Work to be completed: Report how many lines contain "Scale", with no other words.

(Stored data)

********

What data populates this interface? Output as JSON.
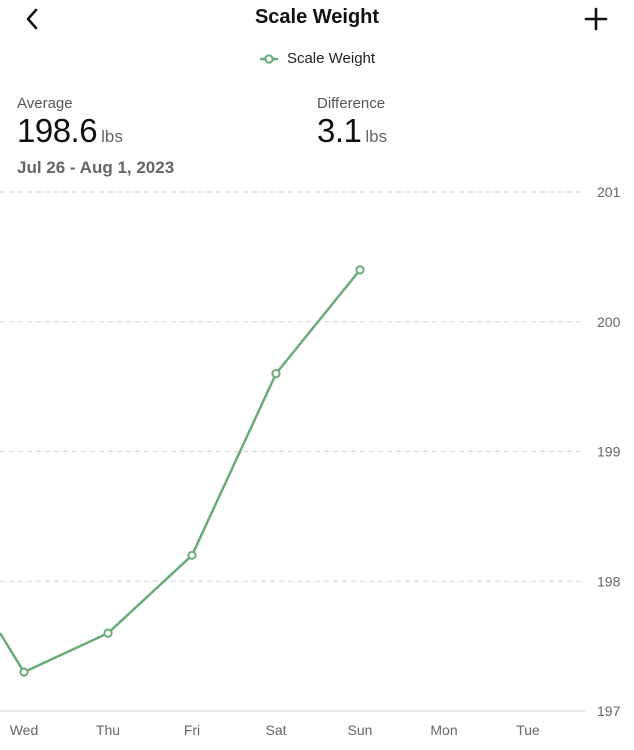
{
  "header": {
    "title": "Scale Weight",
    "back_icon": "chevron-left-icon",
    "add_icon": "plus-icon"
  },
  "legend": {
    "label": "Scale Weight",
    "color": "#6aab7a"
  },
  "stats": {
    "average_label": "Average",
    "average_value": "198.6",
    "average_unit": "lbs",
    "date_range": "Jul 26 - Aug 1, 2023",
    "difference_label": "Difference",
    "difference_value": "3.1",
    "difference_unit": "lbs"
  },
  "chart_data": {
    "type": "line",
    "categories": [
      "Wed",
      "Thu",
      "Fri",
      "Sat",
      "Sun",
      "Mon",
      "Tue"
    ],
    "series": [
      {
        "name": "Scale Weight",
        "color": "#6aab7a",
        "values": [
          197.3,
          197.6,
          198.2,
          199.6,
          200.4,
          null,
          null
        ]
      }
    ],
    "y_ticks": [
      "201",
      "200",
      "199",
      "198",
      "197"
    ],
    "ylim": [
      197,
      201
    ],
    "grid": true
  }
}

********

Task output: 3